(SUPPLIED INFORMATION):
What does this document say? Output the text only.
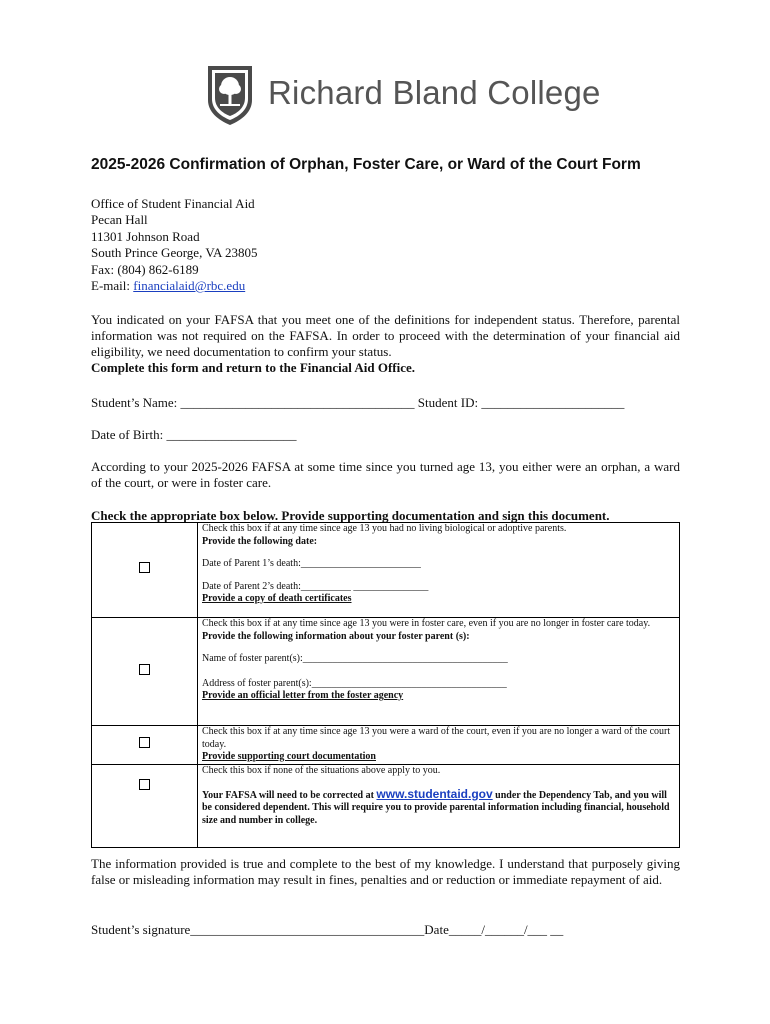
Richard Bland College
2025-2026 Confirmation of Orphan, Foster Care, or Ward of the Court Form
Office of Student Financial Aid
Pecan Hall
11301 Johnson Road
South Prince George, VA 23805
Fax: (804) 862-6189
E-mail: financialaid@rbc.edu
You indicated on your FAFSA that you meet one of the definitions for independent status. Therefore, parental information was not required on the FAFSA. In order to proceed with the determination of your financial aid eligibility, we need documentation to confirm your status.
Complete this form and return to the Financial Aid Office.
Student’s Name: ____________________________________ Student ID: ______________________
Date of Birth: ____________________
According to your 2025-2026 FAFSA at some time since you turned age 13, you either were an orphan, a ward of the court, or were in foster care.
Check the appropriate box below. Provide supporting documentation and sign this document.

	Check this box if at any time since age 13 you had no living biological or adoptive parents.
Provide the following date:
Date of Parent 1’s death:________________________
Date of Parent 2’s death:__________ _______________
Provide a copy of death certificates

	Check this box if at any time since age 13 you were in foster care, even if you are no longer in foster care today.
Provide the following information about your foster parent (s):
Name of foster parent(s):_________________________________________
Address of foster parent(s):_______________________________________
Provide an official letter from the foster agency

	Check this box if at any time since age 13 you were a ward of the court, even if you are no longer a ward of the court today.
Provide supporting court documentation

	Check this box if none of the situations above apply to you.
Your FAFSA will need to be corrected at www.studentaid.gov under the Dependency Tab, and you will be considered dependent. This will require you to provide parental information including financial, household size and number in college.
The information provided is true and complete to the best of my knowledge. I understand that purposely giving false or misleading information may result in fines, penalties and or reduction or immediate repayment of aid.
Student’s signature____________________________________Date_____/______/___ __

(TASK GOAL):
Pictures in the data above should not be copied; transcribe everything else exactly.

(THE RESPONSE):
What does this document say? Output the text only.
Richard Bland College
2025-2026 Confirmation of Orphan, Foster Care, or Ward of the Court Form
Office of Student Financial Aid
Pecan Hall
11301 Johnson Road
South Prince George, VA 23805
Fax: (804) 862-6189
E-mail: financialaid@rbc.edu
You indicated on your FAFSA that you meet one of the definitions for independent status. Therefore, parental information was not required on the FAFSA. In order to proceed with the determination of your financial aid eligibility, we need documentation to confirm your status.
Complete this form and return to the Financial Aid Office.
Student’s Name: ____________________________________ Student ID: ______________________
Date of Birth: ____________________
According to your 2025-2026 FAFSA at some time since you turned age 13, you either were an orphan, a ward of the court, or were in foster care.
Check the appropriate box below. Provide supporting documentation and sign this document.

	Check this box if at any time since age 13 you had no living biological or adoptive parents.
Provide the following date:
Date of Parent 1’s death:________________________
Date of Parent 2’s death:__________ _______________
Provide a copy of death certificates

	Check this box if at any time since age 13 you were in foster care, even if you are no longer in foster care today.
Provide the following information about your foster parent (s):
Name of foster parent(s):_________________________________________
Address of foster parent(s):_______________________________________
Provide an official letter from the foster agency

	Check this box if at any time since age 13 you were a ward of the court, even if you are no longer a ward of the court today.
Provide supporting court documentation

	Check this box if none of the situations above apply to you.
Your FAFSA will need to be corrected at www.studentaid.gov under the Dependency Tab, and you will be considered dependent. This will require you to provide parental information including financial, household size and number in college.
The information provided is true and complete to the best of my knowledge. I understand that purposely giving false or misleading information may result in fines, penalties and or reduction or immediate repayment of aid.
Student’s signature____________________________________Date_____/______/___ __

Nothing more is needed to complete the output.